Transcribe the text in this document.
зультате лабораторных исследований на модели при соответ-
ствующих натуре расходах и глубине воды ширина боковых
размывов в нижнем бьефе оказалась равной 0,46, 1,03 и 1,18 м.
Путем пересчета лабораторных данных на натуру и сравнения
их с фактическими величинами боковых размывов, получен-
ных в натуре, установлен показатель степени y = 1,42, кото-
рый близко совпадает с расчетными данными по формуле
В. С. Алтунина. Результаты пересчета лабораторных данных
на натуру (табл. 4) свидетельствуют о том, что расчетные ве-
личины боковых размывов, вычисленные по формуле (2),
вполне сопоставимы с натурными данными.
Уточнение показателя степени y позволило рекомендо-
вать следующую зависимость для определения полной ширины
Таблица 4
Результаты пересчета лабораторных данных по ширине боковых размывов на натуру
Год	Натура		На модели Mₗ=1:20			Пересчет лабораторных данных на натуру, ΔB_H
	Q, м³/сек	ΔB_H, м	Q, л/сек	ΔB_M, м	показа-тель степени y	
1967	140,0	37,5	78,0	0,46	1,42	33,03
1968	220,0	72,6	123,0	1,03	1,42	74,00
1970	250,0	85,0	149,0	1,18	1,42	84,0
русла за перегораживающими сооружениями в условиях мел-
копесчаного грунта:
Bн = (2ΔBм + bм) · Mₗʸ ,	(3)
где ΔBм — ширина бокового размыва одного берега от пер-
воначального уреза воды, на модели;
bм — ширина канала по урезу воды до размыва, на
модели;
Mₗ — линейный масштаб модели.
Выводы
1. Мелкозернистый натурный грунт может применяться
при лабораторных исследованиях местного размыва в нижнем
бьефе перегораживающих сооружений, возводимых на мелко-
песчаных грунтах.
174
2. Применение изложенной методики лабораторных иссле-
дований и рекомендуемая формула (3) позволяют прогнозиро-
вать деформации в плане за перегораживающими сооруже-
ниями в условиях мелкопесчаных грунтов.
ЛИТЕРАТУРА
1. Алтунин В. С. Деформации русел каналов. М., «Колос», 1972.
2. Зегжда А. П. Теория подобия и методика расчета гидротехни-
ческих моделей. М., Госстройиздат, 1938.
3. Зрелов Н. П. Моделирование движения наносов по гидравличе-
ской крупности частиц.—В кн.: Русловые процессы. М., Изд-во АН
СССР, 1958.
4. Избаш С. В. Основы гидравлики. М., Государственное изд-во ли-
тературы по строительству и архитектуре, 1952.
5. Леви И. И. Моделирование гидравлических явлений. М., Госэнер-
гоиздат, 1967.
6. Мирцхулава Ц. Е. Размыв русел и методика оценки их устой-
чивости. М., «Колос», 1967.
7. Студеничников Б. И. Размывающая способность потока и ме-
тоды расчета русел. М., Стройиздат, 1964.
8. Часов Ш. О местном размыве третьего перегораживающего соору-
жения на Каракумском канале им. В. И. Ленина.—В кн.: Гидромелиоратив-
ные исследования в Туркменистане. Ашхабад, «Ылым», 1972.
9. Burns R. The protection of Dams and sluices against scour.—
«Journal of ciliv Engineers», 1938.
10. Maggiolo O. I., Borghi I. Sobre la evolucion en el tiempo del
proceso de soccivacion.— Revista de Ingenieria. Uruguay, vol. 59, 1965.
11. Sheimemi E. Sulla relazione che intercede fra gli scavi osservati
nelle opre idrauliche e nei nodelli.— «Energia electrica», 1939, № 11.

STATED TASK =>
Work through the data and report how many of its lines hold the word "ширина", giving only the figure.

EXPECTED ANSWER =>
3